Extracted information =
++++++

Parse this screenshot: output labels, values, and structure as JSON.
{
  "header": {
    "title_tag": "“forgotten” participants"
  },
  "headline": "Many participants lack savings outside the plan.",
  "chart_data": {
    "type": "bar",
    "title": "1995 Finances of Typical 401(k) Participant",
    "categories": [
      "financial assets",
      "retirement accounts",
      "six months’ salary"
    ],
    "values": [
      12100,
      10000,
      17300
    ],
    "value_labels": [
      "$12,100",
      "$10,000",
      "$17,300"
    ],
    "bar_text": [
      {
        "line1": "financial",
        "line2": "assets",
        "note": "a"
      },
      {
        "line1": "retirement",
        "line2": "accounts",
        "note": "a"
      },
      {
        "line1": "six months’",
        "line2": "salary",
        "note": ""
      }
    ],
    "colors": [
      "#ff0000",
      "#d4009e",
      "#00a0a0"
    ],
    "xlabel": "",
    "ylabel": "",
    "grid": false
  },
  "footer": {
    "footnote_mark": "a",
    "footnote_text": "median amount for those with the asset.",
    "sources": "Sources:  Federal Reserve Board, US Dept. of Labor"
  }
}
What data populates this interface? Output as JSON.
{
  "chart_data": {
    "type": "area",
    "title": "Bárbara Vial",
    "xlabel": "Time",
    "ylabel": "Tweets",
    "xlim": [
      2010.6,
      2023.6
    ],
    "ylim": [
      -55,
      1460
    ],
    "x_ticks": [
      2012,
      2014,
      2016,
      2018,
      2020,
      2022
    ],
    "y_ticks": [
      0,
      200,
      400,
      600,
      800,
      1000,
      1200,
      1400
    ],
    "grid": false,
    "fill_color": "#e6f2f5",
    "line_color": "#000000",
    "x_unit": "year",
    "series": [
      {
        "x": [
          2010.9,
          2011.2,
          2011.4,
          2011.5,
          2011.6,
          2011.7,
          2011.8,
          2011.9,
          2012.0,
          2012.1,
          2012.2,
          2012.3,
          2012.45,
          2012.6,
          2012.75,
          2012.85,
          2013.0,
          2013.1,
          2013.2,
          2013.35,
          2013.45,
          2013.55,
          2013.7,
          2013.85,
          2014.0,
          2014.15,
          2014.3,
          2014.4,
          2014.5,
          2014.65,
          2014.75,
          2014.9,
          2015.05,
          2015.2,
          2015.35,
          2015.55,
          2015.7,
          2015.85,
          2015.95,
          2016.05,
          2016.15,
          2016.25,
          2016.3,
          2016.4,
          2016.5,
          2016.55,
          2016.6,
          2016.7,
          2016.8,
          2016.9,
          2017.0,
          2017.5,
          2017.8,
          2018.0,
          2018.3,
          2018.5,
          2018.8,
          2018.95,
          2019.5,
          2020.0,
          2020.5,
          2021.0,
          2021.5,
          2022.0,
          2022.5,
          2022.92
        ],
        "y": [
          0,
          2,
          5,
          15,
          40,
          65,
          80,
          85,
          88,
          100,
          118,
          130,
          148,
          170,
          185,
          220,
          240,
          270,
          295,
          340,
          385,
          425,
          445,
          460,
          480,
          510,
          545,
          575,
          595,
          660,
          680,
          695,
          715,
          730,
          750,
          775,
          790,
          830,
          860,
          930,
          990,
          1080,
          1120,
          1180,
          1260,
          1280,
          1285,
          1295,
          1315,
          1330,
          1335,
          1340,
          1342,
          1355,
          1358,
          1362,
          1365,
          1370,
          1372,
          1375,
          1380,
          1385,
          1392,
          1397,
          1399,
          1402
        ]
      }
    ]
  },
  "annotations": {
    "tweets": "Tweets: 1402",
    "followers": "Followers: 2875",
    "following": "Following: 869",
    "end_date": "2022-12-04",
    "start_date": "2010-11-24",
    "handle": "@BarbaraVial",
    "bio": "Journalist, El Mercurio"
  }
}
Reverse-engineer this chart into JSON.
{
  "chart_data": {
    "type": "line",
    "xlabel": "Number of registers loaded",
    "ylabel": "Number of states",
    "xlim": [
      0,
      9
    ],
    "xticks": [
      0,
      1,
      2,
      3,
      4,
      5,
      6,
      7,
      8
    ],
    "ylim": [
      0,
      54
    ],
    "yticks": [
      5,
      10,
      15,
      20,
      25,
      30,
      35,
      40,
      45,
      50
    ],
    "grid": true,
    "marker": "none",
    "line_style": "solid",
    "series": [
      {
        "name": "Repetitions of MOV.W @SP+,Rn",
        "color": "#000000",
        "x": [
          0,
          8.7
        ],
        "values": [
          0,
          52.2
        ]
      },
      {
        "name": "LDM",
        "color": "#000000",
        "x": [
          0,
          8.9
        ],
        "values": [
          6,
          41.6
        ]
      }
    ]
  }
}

++++++

Given exercise = Repeat all the entries word for word.

Answer to the problem =
Parse this screenshot: output labels, values, and structure as JSON.
{
  "header": {
    "title_tag": "“forgotten” participants"
  },
  "headline": "Many participants lack savings outside the plan.",
  "chart_data": {
    "type": "bar",
    "title": "1995 Finances of Typical 401(k) Participant",
    "categories": [
      "financial assets",
      "retirement accounts",
      "six months’ salary"
    ],
    "values": [
      12100,
      10000,
      17300
    ],
    "value_labels": [
      "$12,100",
      "$10,000",
      "$17,300"
    ],
    "bar_text": [
      {
        "line1": "financial",
        "line2": "assets",
        "note": "a"
      },
      {
        "line1": "retirement",
        "line2": "accounts",
        "note": "a"
      },
      {
        "line1": "six months’",
        "line2": "salary",
        "note": ""
      }
    ],
    "colors": [
      "#ff0000",
      "#d4009e",
      "#00a0a0"
    ],
    "xlabel": "",
    "ylabel": "",
    "grid": false
  },
  "footer": {
    "footnote_mark": "a",
    "footnote_text": "median amount for those with the asset.",
    "sources": "Sources:  Federal Reserve Board, US Dept. of Labor"
  }
}
What data populates this interface? Output as JSON.
{
  "chart_data": {
    "type": "area",
    "title": "Bárbara Vial",
    "xlabel": "Time",
    "ylabel": "Tweets",
    "xlim": [
      2010.6,
      2023.6
    ],
    "ylim": [
      -55,
      1460
    ],
    "x_ticks": [
      2012,
      2014,
      2016,
      2018,
      2020,
      2022
    ],
    "y_ticks": [
      0,
      200,
      400,
      600,
      800,
      1000,
      1200,
      1400
    ],
    "grid": false,
    "fill_color": "#e6f2f5",
    "line_color": "#000000",
    "x_unit": "year",
    "series": [
      {
        "x": [
          2010.9,
          2011.2,
          2011.4,
          2011.5,
          2011.6,
          2011.7,
          2011.8,
          2011.9,
          2012.0,
          2012.1,
          2012.2,
          2012.3,
          2012.45,
          2012.6,
          2012.75,
          2012.85,
          2013.0,
          2013.1,
          2013.2,
          2013.35,
          2013.45,
          2013.55,
          2013.7,
          2013.85,
          2014.0,
          2014.15,
          2014.3,
          2014.4,
          2014.5,
          2014.65,
          2014.75,
          2014.9,
          2015.05,
          2015.2,
          2015.35,
          2015.55,
          2015.7,
          2015.85,
          2015.95,
          2016.05,
          2016.15,
          2016.25,
          2016.3,
          2016.4,
          2016.5,
          2016.55,
          2016.6,
          2016.7,
          2016.8,
          2016.9,
          2017.0,
          2017.5,
          2017.8,
          2018.0,
          2018.3,
          2018.5,
          2018.8,
          2018.95,
          2019.5,
          2020.0,
          2020.5,
          2021.0,
          2021.5,
          2022.0,
          2022.5,
          2022.92
        ],
        "y": [
          0,
          2,
          5,
          15,
          40,
          65,
          80,
          85,
          88,
          100,
          118,
          130,
          148,
          170,
          185,
          220,
          240,
          270,
          295,
          340,
          385,
          425,
          445,
          460,
          480,
          510,
          545,
          575,
          595,
          660,
          680,
          695,
          715,
          730,
          750,
          775,
          790,
          830,
          860,
          930,
          990,
          1080,
          1120,
          1180,
          1260,
          1280,
          1285,
          1295,
          1315,
          1330,
          1335,
          1340,
          1342,
          1355,
          1358,
          1362,
          1365,
          1370,
          1372,
          1375,
          1380,
          1385,
          1392,
          1397,
          1399,
          1402
        ]
      }
    ]
  },
  "annotations": {
    "tweets": "Tweets: 1402",
    "followers": "Followers: 2875",
    "following": "Following: 869",
    "end_date": "2022-12-04",
    "start_date": "2010-11-24",
    "handle": "@BarbaraVial",
    "bio": "Journalist, El Mercurio"
  }
}
Reverse-engineer this chart into JSON.
{
  "chart_data": {
    "type": "line",
    "xlabel": "Number of registers loaded",
    "ylabel": "Number of states",
    "xlim": [
      0,
      9
    ],
    "xticks": [
      0,
      1,
      2,
      3,
      4,
      5,
      6,
      7,
      8
    ],
    "ylim": [
      0,
      54
    ],
    "yticks": [
      5,
      10,
      15,
      20,
      25,
      30,
      35,
      40,
      45,
      50
    ],
    "grid": true,
    "marker": "none",
    "line_style": "solid",
    "series": [
      {
        "name": "Repetitions of MOV.W @SP+,Rn",
        "color": "#000000",
        "x": [
          0,
          8.7
        ],
        "values": [
          0,
          52.2
        ]
      },
      {
        "name": "LDM",
        "color": "#000000",
        "x": [
          0,
          8.9
        ],
        "values": [
          6,
          41.6
        ]
      }
    ]
  }
}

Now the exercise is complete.